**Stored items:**
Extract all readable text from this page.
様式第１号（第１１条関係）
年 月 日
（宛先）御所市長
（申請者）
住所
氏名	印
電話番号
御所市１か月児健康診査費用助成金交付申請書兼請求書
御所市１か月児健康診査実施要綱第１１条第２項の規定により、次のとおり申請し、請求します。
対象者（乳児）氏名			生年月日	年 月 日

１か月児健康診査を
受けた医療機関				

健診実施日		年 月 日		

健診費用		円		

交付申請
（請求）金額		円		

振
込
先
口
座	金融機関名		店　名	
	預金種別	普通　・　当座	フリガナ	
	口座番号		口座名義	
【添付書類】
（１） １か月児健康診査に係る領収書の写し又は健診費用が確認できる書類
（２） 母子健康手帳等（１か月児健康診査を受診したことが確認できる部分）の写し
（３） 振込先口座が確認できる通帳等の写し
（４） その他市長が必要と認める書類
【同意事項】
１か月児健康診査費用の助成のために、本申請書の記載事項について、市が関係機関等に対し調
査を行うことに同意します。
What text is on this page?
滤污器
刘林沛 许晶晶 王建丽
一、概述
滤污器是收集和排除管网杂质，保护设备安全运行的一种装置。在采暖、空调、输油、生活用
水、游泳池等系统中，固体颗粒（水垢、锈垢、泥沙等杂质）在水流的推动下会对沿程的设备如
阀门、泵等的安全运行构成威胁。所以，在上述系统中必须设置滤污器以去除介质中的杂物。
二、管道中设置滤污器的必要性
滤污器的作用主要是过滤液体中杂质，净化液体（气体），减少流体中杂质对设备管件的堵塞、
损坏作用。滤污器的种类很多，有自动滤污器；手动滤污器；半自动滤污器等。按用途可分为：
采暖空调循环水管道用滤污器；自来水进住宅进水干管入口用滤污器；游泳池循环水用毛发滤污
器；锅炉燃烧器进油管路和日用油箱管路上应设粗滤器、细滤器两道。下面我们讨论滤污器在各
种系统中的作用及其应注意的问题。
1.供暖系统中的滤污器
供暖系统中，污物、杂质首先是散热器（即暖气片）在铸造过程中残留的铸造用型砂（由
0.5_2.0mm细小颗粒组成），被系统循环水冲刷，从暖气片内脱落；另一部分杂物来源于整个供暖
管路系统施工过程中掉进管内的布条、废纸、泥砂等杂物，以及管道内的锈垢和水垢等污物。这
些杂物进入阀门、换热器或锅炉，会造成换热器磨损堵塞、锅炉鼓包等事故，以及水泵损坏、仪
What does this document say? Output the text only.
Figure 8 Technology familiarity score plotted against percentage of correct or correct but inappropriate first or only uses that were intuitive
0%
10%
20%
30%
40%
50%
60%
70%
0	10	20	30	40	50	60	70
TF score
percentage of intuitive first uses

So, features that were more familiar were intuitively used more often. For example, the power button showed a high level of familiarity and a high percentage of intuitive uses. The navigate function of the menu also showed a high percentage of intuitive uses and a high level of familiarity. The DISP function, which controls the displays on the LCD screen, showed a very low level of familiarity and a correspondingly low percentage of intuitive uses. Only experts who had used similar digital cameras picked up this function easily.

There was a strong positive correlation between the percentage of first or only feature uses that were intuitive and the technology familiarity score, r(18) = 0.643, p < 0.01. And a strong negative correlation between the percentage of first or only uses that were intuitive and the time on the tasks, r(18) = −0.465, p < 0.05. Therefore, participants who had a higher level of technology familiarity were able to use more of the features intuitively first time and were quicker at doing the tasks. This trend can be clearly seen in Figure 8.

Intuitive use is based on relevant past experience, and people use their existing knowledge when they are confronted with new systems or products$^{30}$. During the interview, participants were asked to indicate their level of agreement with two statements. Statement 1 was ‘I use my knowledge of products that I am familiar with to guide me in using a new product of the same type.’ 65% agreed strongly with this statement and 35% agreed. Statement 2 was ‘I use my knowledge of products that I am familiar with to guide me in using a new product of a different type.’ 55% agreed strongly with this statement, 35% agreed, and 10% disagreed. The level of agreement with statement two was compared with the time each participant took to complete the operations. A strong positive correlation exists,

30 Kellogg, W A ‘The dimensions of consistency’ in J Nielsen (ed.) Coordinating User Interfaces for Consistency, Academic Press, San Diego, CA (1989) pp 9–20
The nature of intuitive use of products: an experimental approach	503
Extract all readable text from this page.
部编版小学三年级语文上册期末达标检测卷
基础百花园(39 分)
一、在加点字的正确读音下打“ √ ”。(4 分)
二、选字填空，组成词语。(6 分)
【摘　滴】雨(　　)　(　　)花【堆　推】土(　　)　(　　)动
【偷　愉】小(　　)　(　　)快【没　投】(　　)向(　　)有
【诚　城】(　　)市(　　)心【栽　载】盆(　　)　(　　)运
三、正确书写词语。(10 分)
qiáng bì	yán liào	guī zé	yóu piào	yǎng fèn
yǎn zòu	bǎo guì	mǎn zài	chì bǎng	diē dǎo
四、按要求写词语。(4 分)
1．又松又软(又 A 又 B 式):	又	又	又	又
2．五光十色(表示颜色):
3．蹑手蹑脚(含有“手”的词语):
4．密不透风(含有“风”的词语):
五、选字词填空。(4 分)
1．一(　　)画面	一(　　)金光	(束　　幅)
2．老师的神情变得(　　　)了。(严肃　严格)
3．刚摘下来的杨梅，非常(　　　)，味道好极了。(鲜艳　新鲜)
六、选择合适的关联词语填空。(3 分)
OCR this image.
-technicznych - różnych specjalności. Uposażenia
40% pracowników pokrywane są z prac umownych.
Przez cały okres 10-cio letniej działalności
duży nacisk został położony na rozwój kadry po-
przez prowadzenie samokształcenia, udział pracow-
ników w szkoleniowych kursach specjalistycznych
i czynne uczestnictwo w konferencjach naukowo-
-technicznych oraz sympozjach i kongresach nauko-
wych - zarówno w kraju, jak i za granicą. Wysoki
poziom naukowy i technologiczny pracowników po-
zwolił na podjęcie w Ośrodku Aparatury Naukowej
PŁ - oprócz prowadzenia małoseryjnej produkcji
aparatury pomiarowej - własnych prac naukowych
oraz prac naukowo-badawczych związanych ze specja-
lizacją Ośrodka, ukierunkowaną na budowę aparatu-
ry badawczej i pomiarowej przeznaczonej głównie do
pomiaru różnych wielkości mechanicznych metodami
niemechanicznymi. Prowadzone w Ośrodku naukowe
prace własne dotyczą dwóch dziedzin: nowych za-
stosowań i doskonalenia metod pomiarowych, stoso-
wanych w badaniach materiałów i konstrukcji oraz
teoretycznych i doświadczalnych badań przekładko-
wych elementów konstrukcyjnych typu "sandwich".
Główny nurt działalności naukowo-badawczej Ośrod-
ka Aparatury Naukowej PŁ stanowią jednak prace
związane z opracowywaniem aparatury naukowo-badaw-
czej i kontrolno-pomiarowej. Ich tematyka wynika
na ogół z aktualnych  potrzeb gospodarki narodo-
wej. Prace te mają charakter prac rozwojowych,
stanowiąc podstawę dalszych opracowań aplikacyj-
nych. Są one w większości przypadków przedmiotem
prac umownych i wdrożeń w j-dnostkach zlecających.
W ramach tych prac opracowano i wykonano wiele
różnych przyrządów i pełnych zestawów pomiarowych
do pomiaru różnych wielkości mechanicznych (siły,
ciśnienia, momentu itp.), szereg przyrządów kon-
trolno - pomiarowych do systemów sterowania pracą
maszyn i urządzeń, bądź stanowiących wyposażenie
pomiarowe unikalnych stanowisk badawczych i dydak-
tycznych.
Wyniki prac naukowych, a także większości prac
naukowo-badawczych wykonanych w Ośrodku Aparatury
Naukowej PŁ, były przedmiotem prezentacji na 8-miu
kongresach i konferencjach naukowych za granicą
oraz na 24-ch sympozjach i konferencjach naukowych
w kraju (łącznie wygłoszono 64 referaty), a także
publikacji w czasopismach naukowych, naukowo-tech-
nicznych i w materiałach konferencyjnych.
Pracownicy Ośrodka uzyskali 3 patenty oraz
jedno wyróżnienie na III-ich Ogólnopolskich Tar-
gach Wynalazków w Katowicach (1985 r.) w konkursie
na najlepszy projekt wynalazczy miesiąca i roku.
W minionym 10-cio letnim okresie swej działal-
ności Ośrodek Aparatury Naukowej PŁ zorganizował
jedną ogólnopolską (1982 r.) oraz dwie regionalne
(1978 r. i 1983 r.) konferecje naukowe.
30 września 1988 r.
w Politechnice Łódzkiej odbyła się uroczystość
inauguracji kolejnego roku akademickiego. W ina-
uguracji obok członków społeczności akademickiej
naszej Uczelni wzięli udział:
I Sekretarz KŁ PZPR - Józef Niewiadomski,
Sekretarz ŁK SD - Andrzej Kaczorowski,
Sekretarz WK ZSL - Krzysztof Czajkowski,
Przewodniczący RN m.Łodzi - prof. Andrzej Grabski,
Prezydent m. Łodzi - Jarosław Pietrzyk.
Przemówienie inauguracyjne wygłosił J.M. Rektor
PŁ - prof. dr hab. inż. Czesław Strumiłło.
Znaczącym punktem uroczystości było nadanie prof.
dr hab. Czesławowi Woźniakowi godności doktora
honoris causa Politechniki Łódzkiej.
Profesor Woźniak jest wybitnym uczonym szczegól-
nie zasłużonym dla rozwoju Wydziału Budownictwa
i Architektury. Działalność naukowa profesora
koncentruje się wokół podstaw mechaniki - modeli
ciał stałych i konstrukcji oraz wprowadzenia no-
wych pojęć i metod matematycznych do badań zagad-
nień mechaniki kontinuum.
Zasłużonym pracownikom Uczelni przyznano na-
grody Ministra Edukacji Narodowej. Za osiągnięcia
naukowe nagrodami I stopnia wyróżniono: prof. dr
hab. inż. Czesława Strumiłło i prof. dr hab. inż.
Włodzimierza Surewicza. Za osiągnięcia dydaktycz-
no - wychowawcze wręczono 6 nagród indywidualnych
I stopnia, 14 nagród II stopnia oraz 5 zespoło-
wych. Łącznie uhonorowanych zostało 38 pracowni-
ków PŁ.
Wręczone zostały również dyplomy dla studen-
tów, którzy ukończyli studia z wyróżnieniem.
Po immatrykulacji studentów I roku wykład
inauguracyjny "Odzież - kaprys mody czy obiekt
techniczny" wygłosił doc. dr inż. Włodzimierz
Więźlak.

**Short problem:**
Pull out each line of the records holding the string "badań".

**Expected output:**
teoretycznych i doświadczalnych badań przekładko-
wych pojęć i metod matematycznych do badań zagad-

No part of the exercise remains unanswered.